(Data excerpts)
-=-=-=-=-
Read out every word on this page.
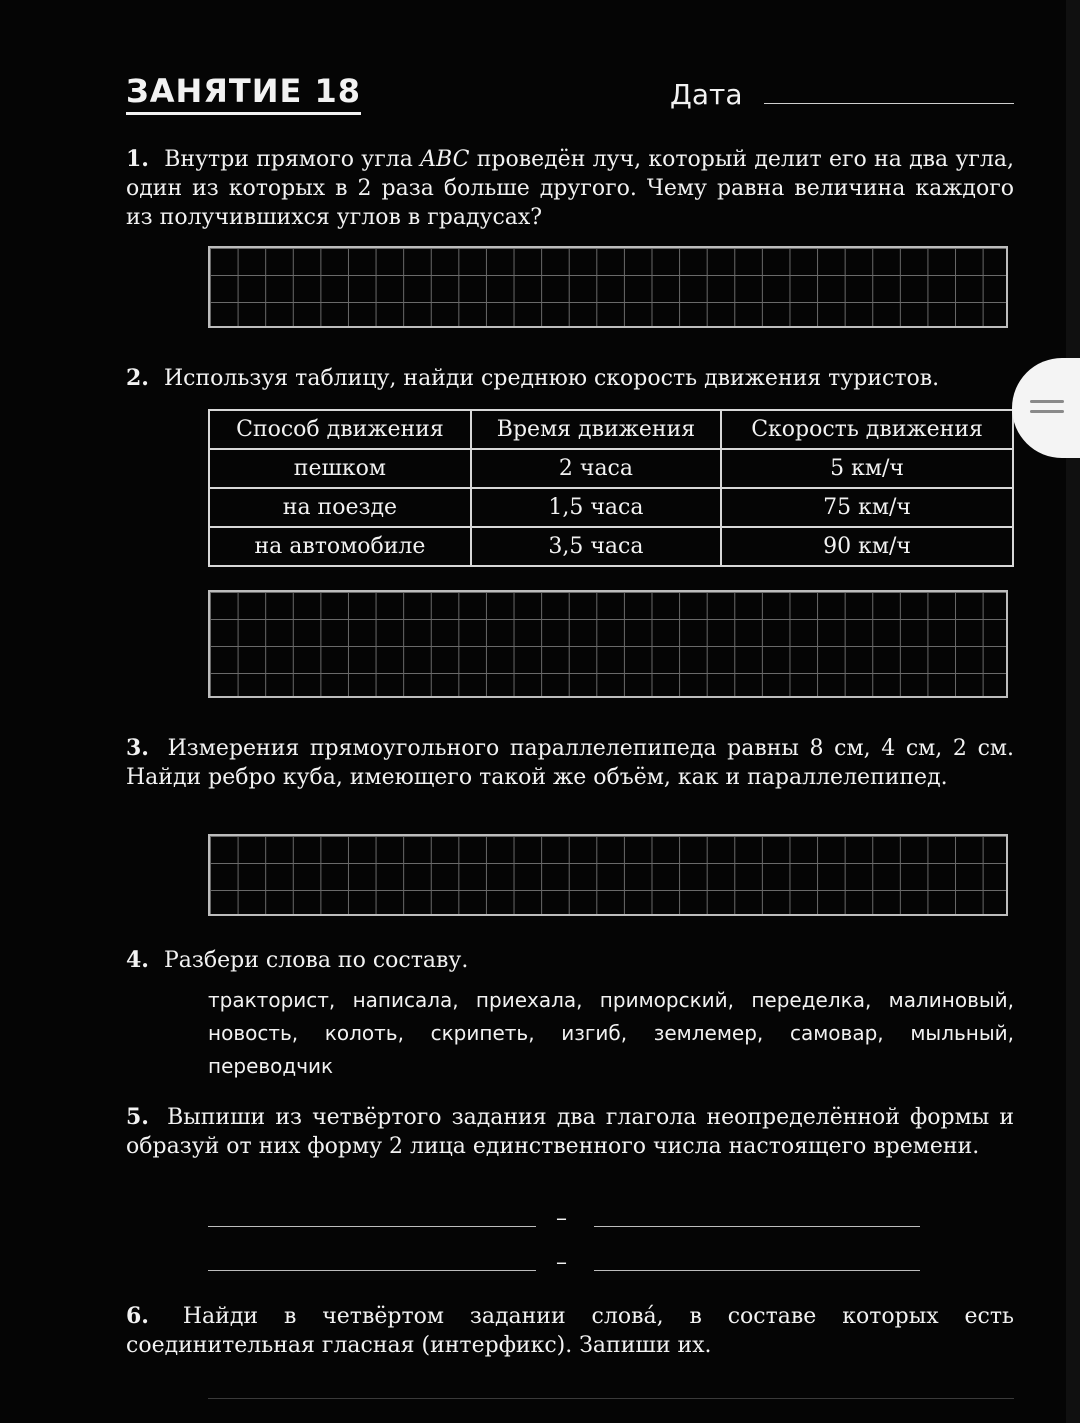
ЗАНЯТИЕ 18	Дата
1. Внутри прямого угла ABC проведён луч, который делит его на два угла, один из которых в 2 раза больше другого. Чему равна величина каждого из получившихся углов в градусах?
2. Используя таблицу, найди среднюю скорость движения туристов.
Способ движения	Время движения	Скорость движения
пешком	2 часа	5 км/ч
на поезде	1,5 часа	75 км/ч
на автомобиле	3,5 часа	90 км/ч
3. Измерения прямоугольного параллелепипеда равны 8 см, 4 см, 2 см. Найди ребро куба, имеющего такой же объём, как и параллелепипед.
4. Разбери слова по составу.
тракторист, написала, приехала, приморский, переделка, малиновый, новость, колоть, скрипеть, изгиб, землемер, самовар, мыльный, переводчик
5. Выпиши из четвёртого задания два глагола неопределённой формы и образуй от них форму 2 лица единственного числа настоящего времени.
–
–
6. Найди в четвёртом задании слова́, в составе которых есть соединительная гласная (интерфикс). Запиши их.
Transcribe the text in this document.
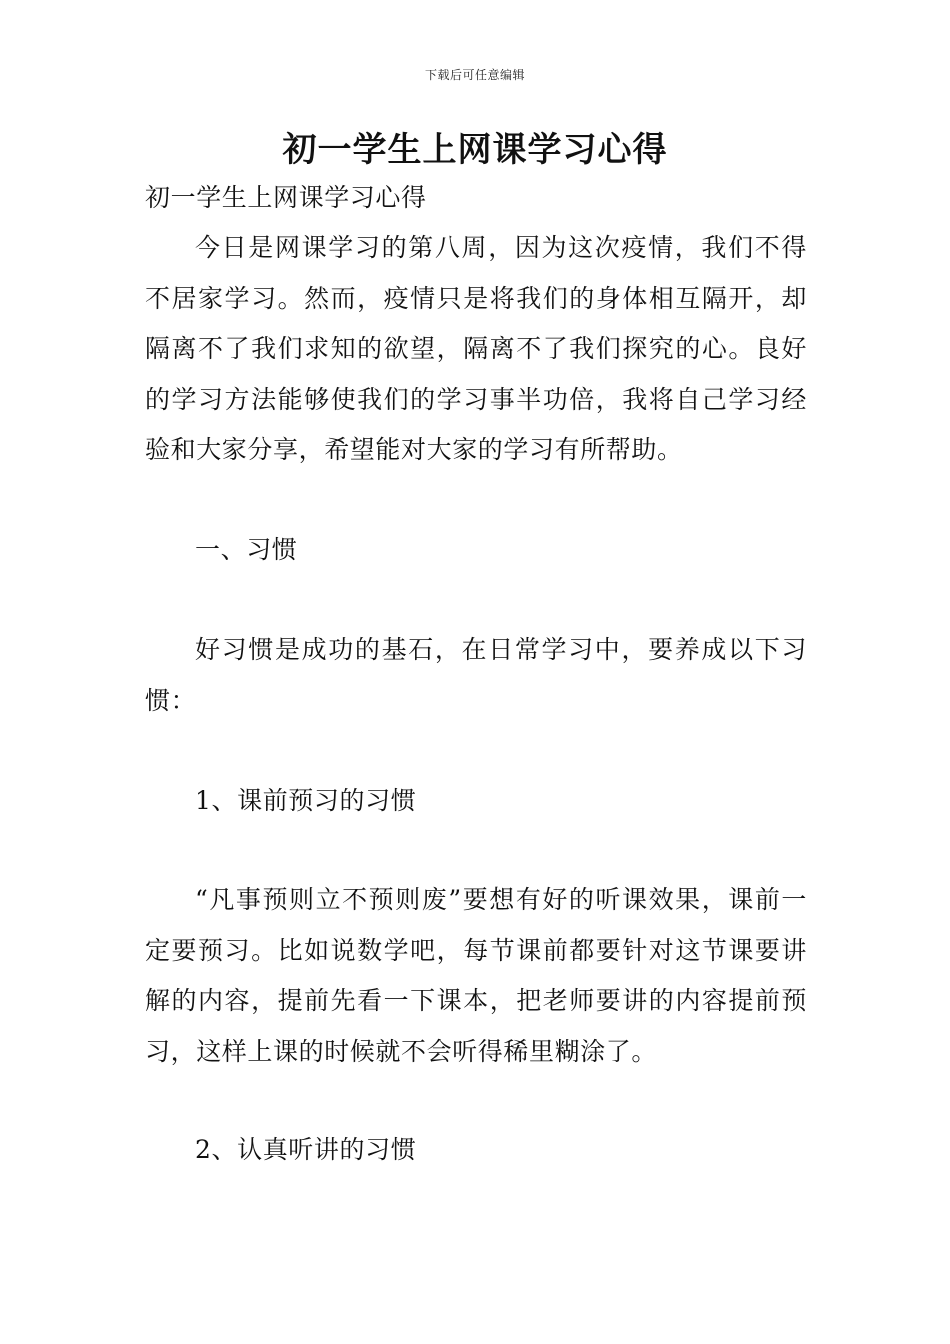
下载后可任意编辑
初一学生上网课学习心得
初一学生上网课学习心得
今日是网课学习的第八周，因为这次疫情，我们不得不居家学习。然而，疫情只是将我们的身体相互隔开，却隔离不了我们求知的欲望，隔离不了我们探究的心。良好的学习方法能够使我们的学习事半功倍，我将自己学习经验和大家分享，希望能对大家的学习有所帮助。
一、习惯
好习惯是成功的基石，在日常学习中，要养成以下习惯：
1、课前预习的习惯
“凡事预则立不预则废”要想有好的听课效果，课前一定要预习。比如说数学吧，每节课前都要针对这节课要讲解的内容，提前先看一下课本，把老师要讲的内容提前预习，这样上课的时候就不会听得稀里糊涂了。
2、认真听讲的习惯
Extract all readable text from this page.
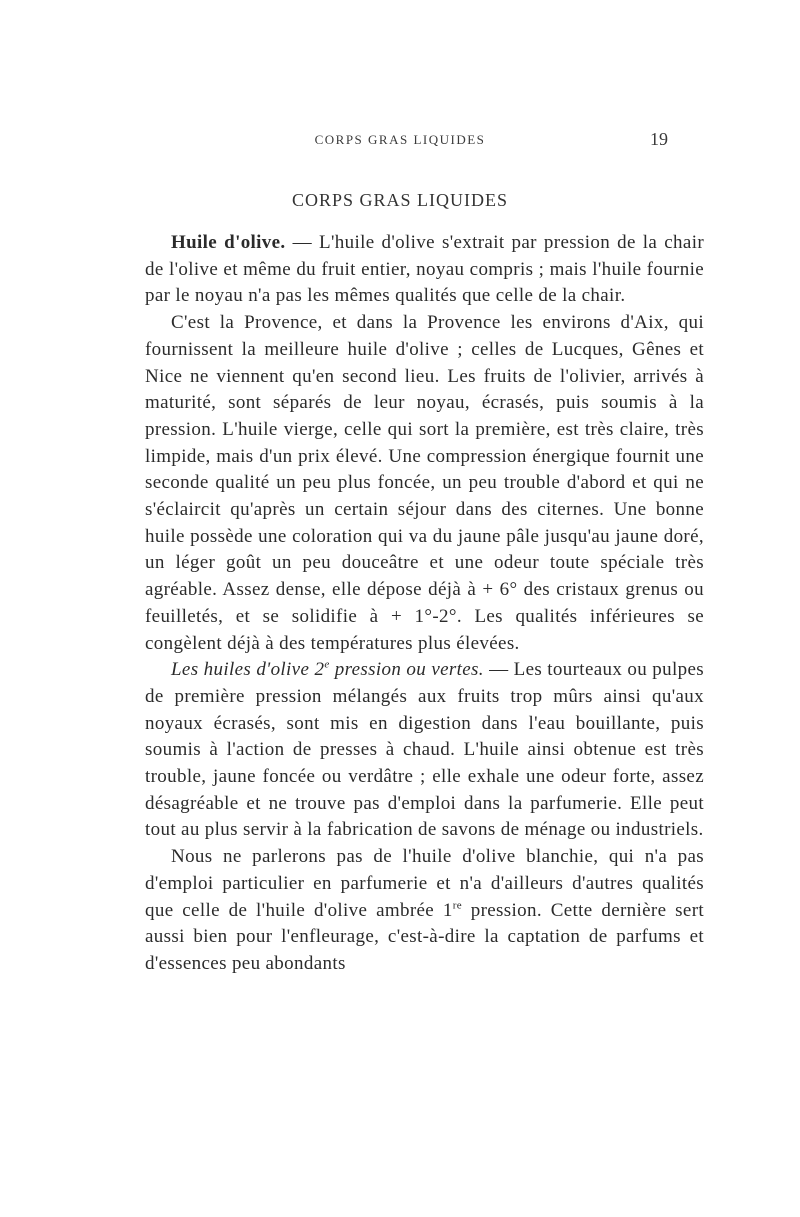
CORPS GRAS LIQUIDES	19
CORPS GRAS LIQUIDES

Huile d'olive. — L'huile d'olive s'extrait par pression de la chair de l'olive et même du fruit entier, noyau compris ; mais l'huile fournie par le noyau n'a pas les mêmes qualités que celle de la chair.

C'est la Provence, et dans la Provence les environs d'Aix, qui fournissent la meilleure huile d'olive ; celles de Lucques, Gênes et Nice ne viennent qu'en second lieu. Les fruits de l'olivier, arrivés à maturité, sont séparés de leur noyau, écrasés, puis soumis à la pression. L'huile vierge, celle qui sort la première, est très claire, très limpide, mais d'un prix élevé. Une compression énergique fournit une seconde qualité un peu plus foncée, un peu trouble d'abord et qui ne s'éclaircit qu'après un certain séjour dans des citernes. Une bonne huile possède une coloration qui va du jaune pâle jusqu'au jaune doré, un léger goût un peu douceâtre et une odeur toute spéciale très agréable. Assez dense, elle dépose déjà à + 6° des cristaux grenus ou feuilletés, et se solidifie à + 1°-2°. Les qualités inférieures se congèlent déjà à des températures plus élevées.

Les huiles d'olive 2e pression ou vertes. — Les tourteaux ou pulpes de première pression mélangés aux fruits trop mûrs ainsi qu'aux noyaux écrasés, sont mis en digestion dans l'eau bouillante, puis soumis à l'action de presses à chaud. L'huile ainsi obtenue est très trouble, jaune foncée ou verdâtre ; elle exhale une odeur forte, assez désagréable et ne trouve pas d'emploi dans la parfumerie. Elle peut tout au plus servir à la fabrication de savons de ménage ou industriels.

Nous ne parlerons pas de l'huile d'olive blanchie, qui n'a pas d'emploi particulier en parfumerie et n'a d'ailleurs d'autres qualités que celle de l'huile d'olive ambrée 1re pression. Cette dernière sert aussi bien pour l'enfleurage, c'est-à-dire la captation de parfums et d'essences peu abondants
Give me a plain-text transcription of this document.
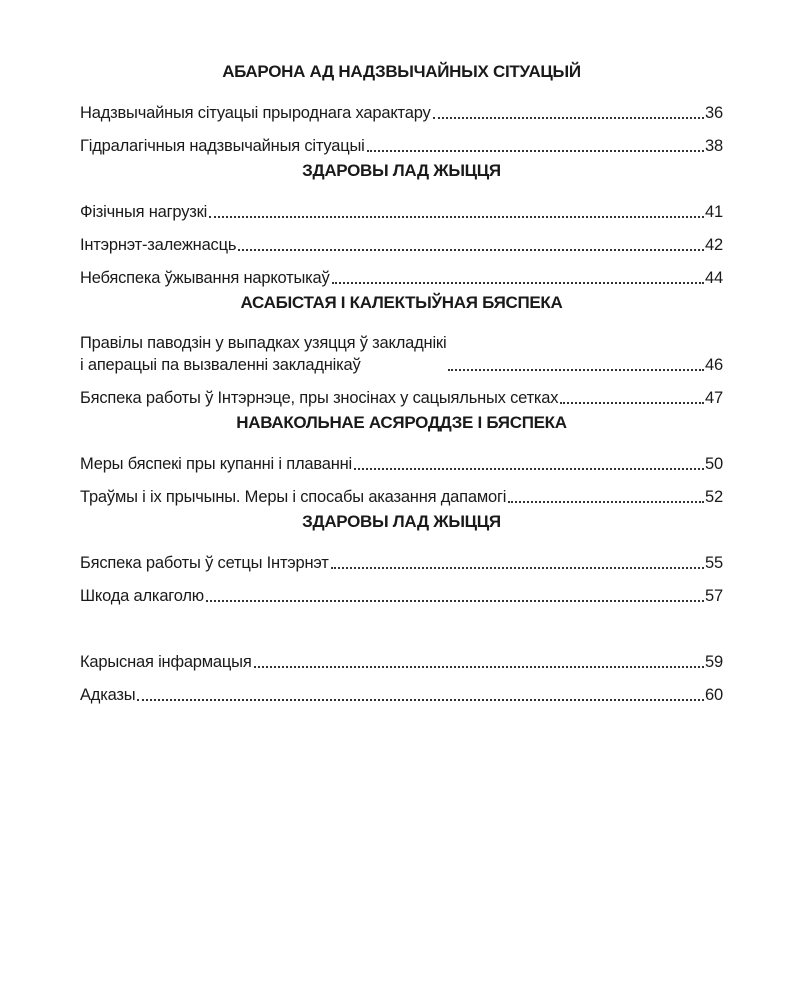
АБАРОНА АД НАДЗВЫЧАЙНЫХ СІТУАЦЫЙ
Надзвычайныя сітуацыі прыроднага характару	36
Гідралагічныя надзвычайныя сітуацыі	38
ЗДАРОВЫ ЛАД ЖЫЦЦЯ
Фізічныя нагрузкі	41
Інтэрнэт-залежнасць	42
Небяспека ўжывання наркотыкаў	44
АСАБІСТАЯ І КАЛЕКТЫЎНАЯ БЯСПЕКА
Правілы паводзін у выпадках узяцця ў закладнікі
і аперацыі па вызваленні закладнікаў	46
Бяспека работы ў Інтэрнэце, пры зносінах у сацыяльных сетках	47
НАВАКОЛЬНАЕ АСЯРОДДЗЕ І БЯСПЕКА
Меры бяспекі пры купанні і плаванні	50
Траўмы і іх прычыны. Меры і спосабы аказання дапамогі	52
ЗДАРОВЫ ЛАД ЖЫЦЦЯ
Бяспека работы ў сетцы Інтэрнэт	55
Шкода алкаголю	57
Карысная інфармацыя	59
Адказы	60
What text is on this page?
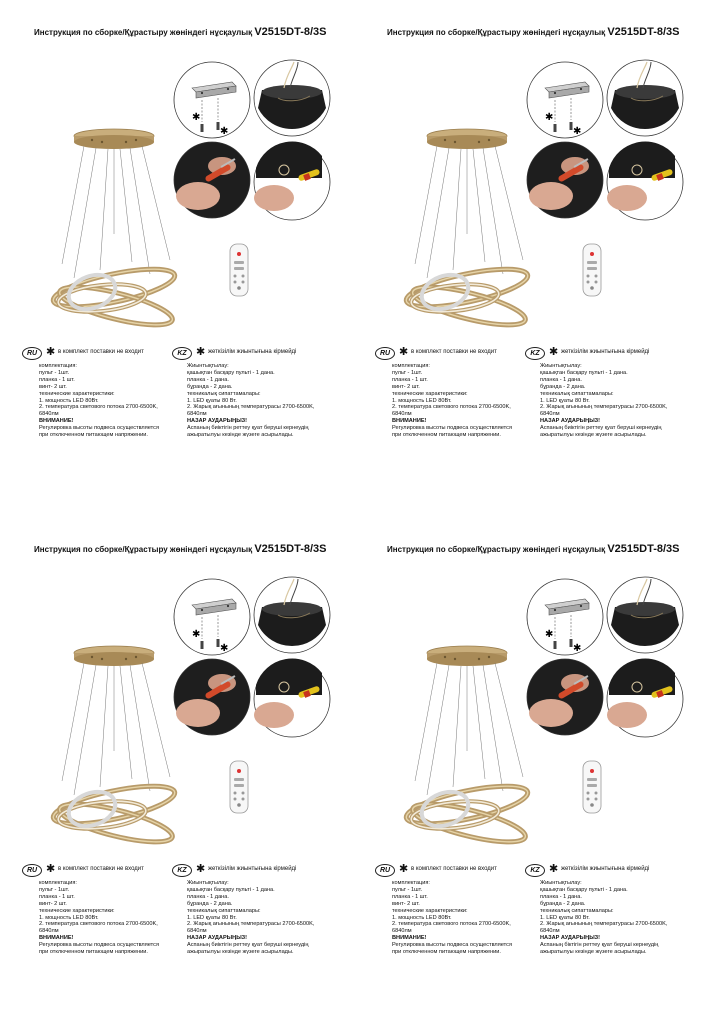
Инструкция по сборке/Құрастыру жөніндегі нұсқаулық V2515DT-8/3S
✱
✱
RU ✱ в комплект поставки не входит	KZ ✱ жеткізілім жиынтығына кірмейді
комплектация:
пульт - 1шт.
планка - 1 шт.
винт- 2 шт.
технические характеристики:
1. мощность LED 80Вт.
2. температура светового потока 2700-6500K,
6840лм
ВНИМАНИЕ!
Регулировка высоты подвеса осуществляется
при отключенном питающем напряжении.
Жиынтықтылау:
қашықтан басқару пульті - 1 дана.
планка - 1 дана.
бұранда - 2 дана.
техникалық сипаттамалары:
1. LED қуаты 80 Вт.
2. Жарық ағынының температурасы 2700-6500K,
6840лм
НАЗАР АУДАРЫҢЫЗ!
Аспаның биіктігін реттеу қуат беруші кернеудің
ажыратылуы кезінде жүзеге асырылады.
Инструкция по сборке/Құрастыру жөніндегі нұсқаулық V2515DT-8/3S
✱
✱
RU ✱ в комплект поставки не входит	KZ ✱ жеткізілім жиынтығына кірмейді
комплектация:
пульт - 1шт.
планка - 1 шт.
винт- 2 шт.
технические характеристики:
1. мощность LED 80Вт.
2. температура светового потока 2700-6500K,
6840лм
ВНИМАНИЕ!
Регулировка высоты подвеса осуществляется
при отключенном питающем напряжении.
Жиынтықтылау:
қашықтан басқару пульті - 1 дана.
планка - 1 дана.
бұранда - 2 дана.
техникалық сипаттамалары:
1. LED қуаты 80 Вт.
2. Жарық ағынының температурасы 2700-6500K,
6840лм
НАЗАР АУДАРЫҢЫЗ!
Аспаның биіктігін реттеу қуат беруші кернеудің
ажыратылуы кезінде жүзеге асырылады.
Инструкция по сборке/Құрастыру жөніндегі нұсқаулық V2515DT-8/3S
✱
✱
RU ✱ в комплект поставки не входит	KZ ✱ жеткізілім жиынтығына кірмейді
комплектация:
пульт - 1шт.
планка - 1 шт.
винт- 2 шт.
технические характеристики:
1. мощность LED 80Вт.
2. температура светового потока 2700-6500K,
6840лм
ВНИМАНИЕ!
Регулировка высоты подвеса осуществляется
при отключенном питающем напряжении.
Жиынтықтылау:
қашықтан басқару пульті - 1 дана.
планка - 1 дана.
бұранда - 2 дана.
техникалық сипаттамалары:
1. LED қуаты 80 Вт.
2. Жарық ағынының температурасы 2700-6500K,
6840лм
НАЗАР АУДАРЫҢЫЗ!
Аспаның биіктігін реттеу қуат беруші кернеудің
ажыратылуы кезінде жүзеге асырылады.
Инструкция по сборке/Құрастыру жөніндегі нұсқаулық V2515DT-8/3S
✱
✱
RU ✱ в комплект поставки не входит	KZ ✱ жеткізілім жиынтығына кірмейді
комплектация:
пульт - 1шт.
планка - 1 шт.
винт- 2 шт.
технические характеристики:
1. мощность LED 80Вт.
2. температура светового потока 2700-6500K,
6840лм
ВНИМАНИЕ!
Регулировка высоты подвеса осуществляется
при отключенном питающем напряжении.
Жиынтықтылау:
қашықтан басқару пульті - 1 дана.
планка - 1 дана.
бұранда - 2 дана.
техникалық сипаттамалары:
1. LED қуаты 80 Вт.
2. Жарық ағынының температурасы 2700-6500K,
6840лм
НАЗАР АУДАРЫҢЫЗ!
Аспаның біктігін реттеу қуат беруші кернеудің
ажыратылуы кезінде жүзеге асырылады.
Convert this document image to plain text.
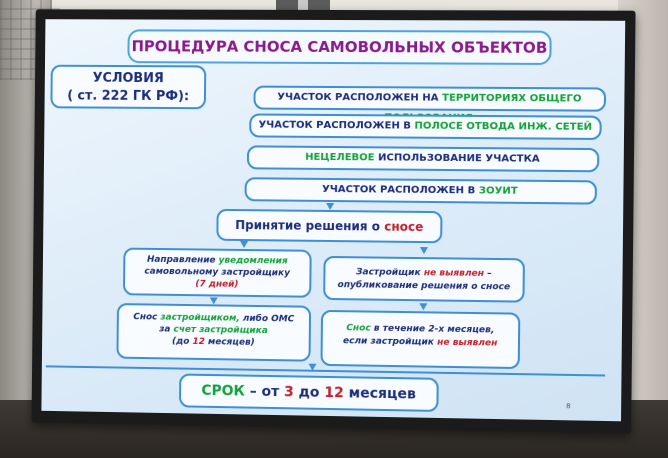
ПРОЦЕДУРА СНОСА САМОВОЛЬНЫХ ОБЪЕКТОВ
УСЛОВИЯ
( ст. 222 ГК РФ):	УЧАСТОК РАСПОЛОЖЕН НА ТЕРРИТОРИЯХ ОБЩЕГО
УЧАСТОК РАСПОЛОЖЕН В ПОЛОСЕ ОТВОДА ИНЖ. СЕТЕЙ
НЕЦЕЛЕВОЕ ИСПОЛЬЗОВАНИЕ УЧАСТКА
УЧАСТОК РАСПОЛОЖЕН В ЗОУИТ
Принятие решения о сносе
Направление уведомления
самовольному застройщику
(7 дней)
Застройщик не выявлен –
опубликование решения о сносе
Снос застройщиком, либо ОМС
за счет застройщика
(до 12 месяцев)
Снос в течение 2-х месяцев,
если застройщик не выявлен
СРОК – от 3 до 12 месяцев
8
-=-=-=-=-
What the task asks
Your task is to gather all lines from the entries above that hold the word "УЧАСТОК".

Final answer
( ст. 222 ГК РФ):	УЧАСТОК РАСПОЛОЖЕН НА ТЕРРИТОРИЯХ ОБЩЕГО
УЧАСТОК РАСПОЛОЖЕН В ПОЛОСЕ ОТВОДА ИНЖ. СЕТЕЙ
УЧАСТОК РАСПОЛОЖЕН В ЗОУИТ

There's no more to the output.